Figure record extracts:

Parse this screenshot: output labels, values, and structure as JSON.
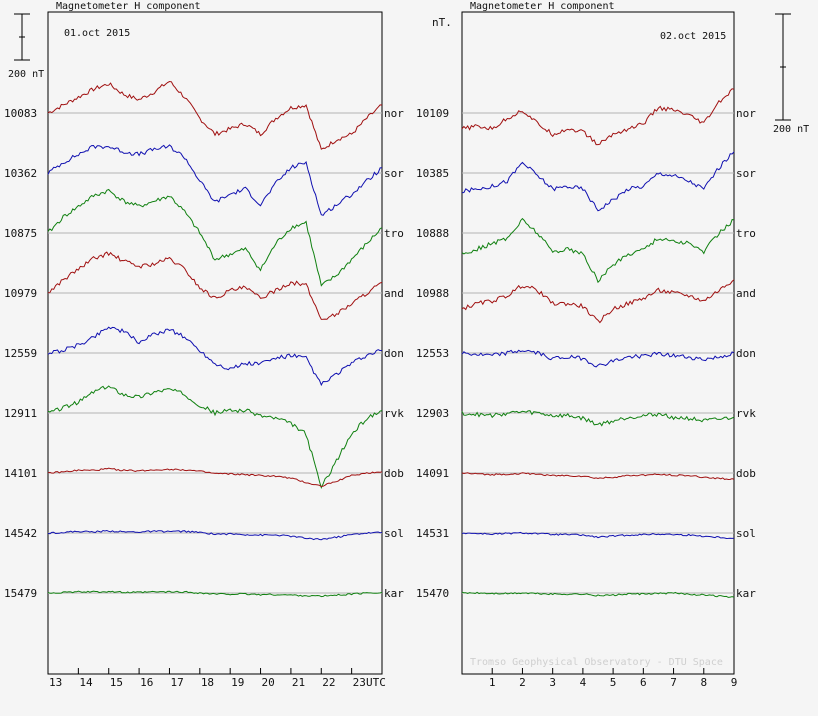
{
  "panels": [
    {
      "header": "Magnetometer H component",
      "date": "01.oct 2015",
      "x_ticks": [
        "13",
        "14",
        "15",
        "16",
        "17",
        "18",
        "19",
        "20",
        "21",
        "22",
        "23"
      ],
      "x_unit": "UTC"
    },
    {
      "header": "Magnetometer H component",
      "date": "02.oct 2015",
      "x_ticks": [
        "1",
        "2",
        "3",
        "4",
        "5",
        "6",
        "7",
        "8",
        "9"
      ],
      "units": "nT."
    }
  ],
  "scale": {
    "left": "200 nT",
    "right": "200 nT"
  },
  "credit": "Tromso Geophysical Observatory - DTU Space",
  "stations": [
    {
      "code": "nor",
      "color": "#a01010",
      "base_left": "10083",
      "base_right": "10109"
    },
    {
      "code": "sor",
      "color": "#1010b0",
      "base_left": "10362",
      "base_right": "10385"
    },
    {
      "code": "tro",
      "color": "#108010",
      "base_left": "10875",
      "base_right": "10888"
    },
    {
      "code": "and",
      "color": "#a01010",
      "base_left": "10979",
      "base_right": "10988"
    },
    {
      "code": "don",
      "color": "#1010b0",
      "base_left": "12559",
      "base_right": "12553"
    },
    {
      "code": "rvk",
      "color": "#108010",
      "base_left": "12911",
      "base_right": "12903"
    },
    {
      "code": "dob",
      "color": "#a01010",
      "base_left": "14101",
      "base_right": "14091"
    },
    {
      "code": "sol",
      "color": "#1010b0",
      "base_left": "14542",
      "base_right": "14531"
    },
    {
      "code": "kar",
      "color": "#108010",
      "base_left": "15479",
      "base_right": "15470"
    }
  ],
  "chart_data": [
    {
      "type": "line",
      "title": "Magnetometer H component",
      "subtitle": "01.oct 2015",
      "xlabel": "UTC",
      "x_range": [
        13,
        24
      ],
      "y_unit": "nT (deviation from station baseline)",
      "x": [
        13,
        13.5,
        14,
        14.5,
        15,
        15.5,
        16,
        16.5,
        17,
        17.5,
        18,
        18.5,
        19,
        19.5,
        20,
        20.5,
        21,
        21.5,
        22,
        22.5,
        23,
        23.5,
        24
      ],
      "series": [
        {
          "name": "nor",
          "values": [
            0,
            15,
            30,
            45,
            55,
            35,
            25,
            40,
            60,
            30,
            -10,
            -40,
            -30,
            -20,
            -40,
            -10,
            10,
            15,
            -70,
            -50,
            -40,
            -10,
            15
          ]
        },
        {
          "name": "sor",
          "values": [
            0,
            20,
            35,
            50,
            50,
            40,
            35,
            45,
            50,
            30,
            -15,
            -55,
            -40,
            -30,
            -60,
            -20,
            10,
            20,
            -80,
            -60,
            -40,
            -15,
            10
          ]
        },
        {
          "name": "tro",
          "values": [
            0,
            30,
            50,
            70,
            80,
            60,
            50,
            60,
            70,
            40,
            0,
            -50,
            -40,
            -30,
            -70,
            -20,
            10,
            20,
            -100,
            -80,
            -50,
            -20,
            10
          ]
        },
        {
          "name": "and",
          "values": [
            0,
            25,
            45,
            65,
            75,
            60,
            50,
            55,
            65,
            45,
            10,
            -10,
            5,
            10,
            -10,
            5,
            20,
            15,
            -50,
            -40,
            -20,
            0,
            20
          ]
        },
        {
          "name": "don",
          "values": [
            0,
            5,
            15,
            30,
            50,
            40,
            20,
            35,
            45,
            30,
            5,
            -20,
            -30,
            -20,
            -20,
            -10,
            -5,
            -10,
            -60,
            -40,
            -20,
            -5,
            5
          ]
        },
        {
          "name": "rvk",
          "values": [
            0,
            10,
            20,
            40,
            50,
            35,
            30,
            40,
            45,
            35,
            15,
            0,
            5,
            5,
            -5,
            -10,
            -20,
            -40,
            -140,
            -90,
            -40,
            -10,
            5
          ]
        },
        {
          "name": "dob",
          "values": [
            0,
            2,
            5,
            5,
            8,
            5,
            4,
            6,
            7,
            6,
            3,
            -1,
            -2,
            -3,
            -5,
            -6,
            -10,
            -18,
            -25,
            -15,
            -5,
            0,
            2
          ]
        },
        {
          "name": "sol",
          "values": [
            0,
            1,
            3,
            2,
            4,
            2,
            2,
            3,
            3,
            3,
            1,
            -2,
            -2,
            -3,
            -4,
            -4,
            -6,
            -10,
            -12,
            -8,
            -3,
            0,
            1
          ]
        },
        {
          "name": "kar",
          "values": [
            0,
            1,
            2,
            2,
            3,
            1,
            1,
            2,
            2,
            2,
            0,
            -2,
            -2,
            -2,
            -3,
            -3,
            -4,
            -5,
            -6,
            -4,
            -2,
            0,
            1
          ]
        }
      ]
    },
    {
      "type": "line",
      "title": "Magnetometer H component",
      "subtitle": "02.oct 2015",
      "x_range": [
        0,
        9
      ],
      "y_unit": "nT. (deviation from station baseline)",
      "x": [
        0,
        0.5,
        1,
        1.5,
        2,
        2.5,
        3,
        3.5,
        4,
        4.5,
        5,
        5.5,
        6,
        6.5,
        7,
        7.5,
        8,
        8.5,
        9
      ],
      "series": [
        {
          "name": "nor",
          "values": [
            -30,
            -25,
            -30,
            -10,
            5,
            -20,
            -40,
            -30,
            -35,
            -60,
            -40,
            -30,
            -20,
            10,
            5,
            -5,
            -20,
            20,
            45
          ]
        },
        {
          "name": "sor",
          "values": [
            -35,
            -30,
            -25,
            -15,
            20,
            -5,
            -30,
            -25,
            -30,
            -70,
            -50,
            -30,
            -25,
            0,
            -5,
            -15,
            -30,
            10,
            40
          ]
        },
        {
          "name": "tro",
          "values": [
            -40,
            -30,
            -20,
            -10,
            25,
            0,
            -35,
            -30,
            -40,
            -90,
            -60,
            -40,
            -30,
            -10,
            -15,
            -20,
            -35,
            0,
            25
          ]
        },
        {
          "name": "and",
          "values": [
            -30,
            -20,
            -15,
            -5,
            15,
            5,
            -20,
            -20,
            -25,
            -55,
            -30,
            -20,
            -10,
            5,
            0,
            -5,
            -15,
            5,
            25
          ]
        },
        {
          "name": "don",
          "values": [
            0,
            -3,
            -5,
            0,
            5,
            0,
            -10,
            -8,
            -10,
            -25,
            -15,
            -8,
            -5,
            -2,
            -5,
            -8,
            -12,
            -8,
            0
          ]
        },
        {
          "name": "rvk",
          "values": [
            0,
            -3,
            -5,
            0,
            2,
            0,
            -5,
            -5,
            -10,
            -22,
            -15,
            -8,
            -5,
            -2,
            -8,
            -10,
            -15,
            -12,
            -8
          ]
        },
        {
          "name": "dob",
          "values": [
            0,
            -2,
            -3,
            -2,
            -1,
            -2,
            -5,
            -5,
            -6,
            -10,
            -8,
            -5,
            -4,
            -3,
            -4,
            -5,
            -8,
            -10,
            -12
          ]
        },
        {
          "name": "sol",
          "values": [
            0,
            -1,
            -2,
            -1,
            0,
            -1,
            -3,
            -3,
            -4,
            -8,
            -6,
            -4,
            -3,
            -2,
            -3,
            -4,
            -6,
            -8,
            -10
          ]
        },
        {
          "name": "kar",
          "values": [
            0,
            0,
            -1,
            -1,
            0,
            -1,
            -2,
            -2,
            -2,
            -5,
            -4,
            -2,
            -2,
            -1,
            0,
            -2,
            -4,
            -6,
            -8
          ]
        }
      ]
    }
  ]
}
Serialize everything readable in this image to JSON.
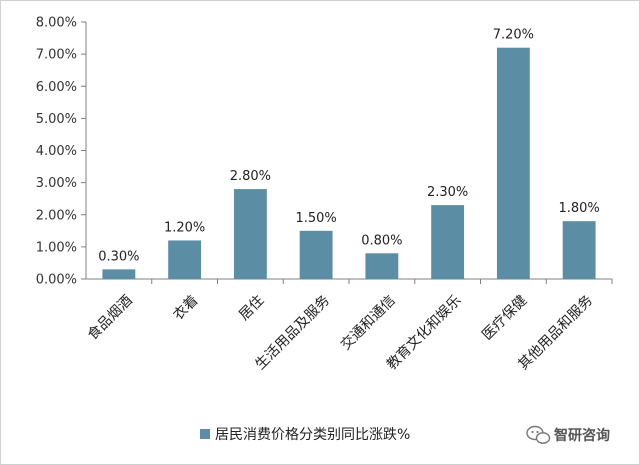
{
  "chart_data": {
    "type": "bar",
    "categories": [
      "食品烟酒",
      "衣着",
      "居住",
      "生活用品及服务",
      "交通和通信",
      "教育文化和娱乐",
      "医疗保健",
      "其他用品和服务"
    ],
    "series": [
      {
        "name": "居民消费价格分类别同比涨跌%",
        "values": [
          0.3,
          1.2,
          2.8,
          1.5,
          0.8,
          2.3,
          7.2,
          1.8
        ],
        "labels": [
          "0.30%",
          "1.20%",
          "2.80%",
          "1.50%",
          "0.80%",
          "2.30%",
          "7.20%",
          "1.80%"
        ]
      }
    ],
    "ylim": [
      0,
      8
    ],
    "yticks": [
      "0.00%",
      "1.00%",
      "2.00%",
      "3.00%",
      "4.00%",
      "5.00%",
      "6.00%",
      "7.00%",
      "8.00%"
    ],
    "bar_color": "#5b8ea5",
    "grid": false,
    "legend_position": "bottom"
  },
  "watermark": {
    "text": "智研咨询",
    "icon": "wechat-icon"
  }
}
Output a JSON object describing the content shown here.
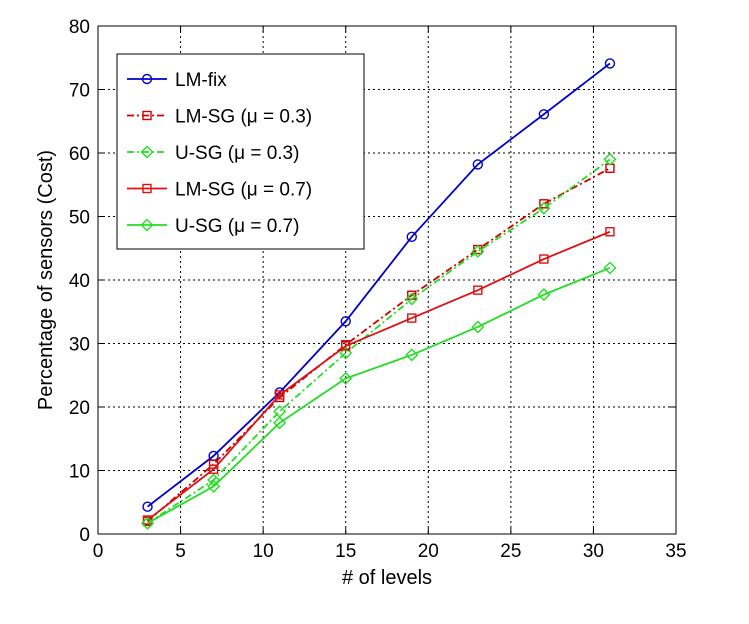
{
  "chart_data": {
    "type": "line",
    "title": "",
    "xlabel": "# of levels",
    "ylabel": "Percentage of sensors (Cost)",
    "xlim": [
      0,
      35
    ],
    "ylim": [
      0,
      80
    ],
    "xticks": [
      0,
      5,
      10,
      15,
      20,
      25,
      30,
      35
    ],
    "yticks": [
      0,
      10,
      20,
      30,
      40,
      50,
      60,
      70,
      80
    ],
    "grid": true,
    "legend_position": "top-left",
    "x": [
      3,
      7,
      11,
      15,
      19,
      23,
      27,
      31
    ],
    "series": [
      {
        "name": "LM-fix",
        "legend_label": "LM-fix",
        "color": "#0000cc",
        "line_style": "solid",
        "marker": "circle",
        "values": [
          4.3,
          12.3,
          22.3,
          33.5,
          46.8,
          58.2,
          66.1,
          74.1
        ]
      },
      {
        "name": "LM-SG (μ = 0.3)",
        "legend_label": "LM-SG (μ = 0.3)",
        "color": "#cc0000",
        "line_style": "dashdot",
        "marker": "square",
        "values": [
          2.0,
          11.0,
          21.5,
          29.8,
          37.6,
          44.8,
          52.0,
          57.6
        ]
      },
      {
        "name": "U-SG (μ = 0.3)",
        "legend_label": "U-SG (μ = 0.3)",
        "color": "#22dd22",
        "line_style": "dashdot",
        "marker": "diamond",
        "values": [
          1.7,
          8.5,
          19.3,
          28.5,
          37.0,
          44.5,
          51.3,
          59.0
        ]
      },
      {
        "name": "LM-SG (μ = 0.7)",
        "legend_label": "LM-SG (μ = 0.7)",
        "color": "#dd1111",
        "line_style": "solid",
        "marker": "square",
        "values": [
          2.2,
          10.2,
          21.9,
          29.6,
          34.0,
          38.4,
          43.3,
          47.6
        ]
      },
      {
        "name": "U-SG (μ = 0.7)",
        "legend_label": "U-SG (μ = 0.7)",
        "color": "#22dd22",
        "line_style": "solid",
        "marker": "diamond",
        "values": [
          1.7,
          7.5,
          17.5,
          24.5,
          28.2,
          32.6,
          37.7,
          41.9
        ]
      }
    ]
  }
}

## WHAT IS BEING ASKED
Of the lines in the records, determine how many contain the word "from", and report that number alone.

## SOLUTION TO THE EXERCISE
2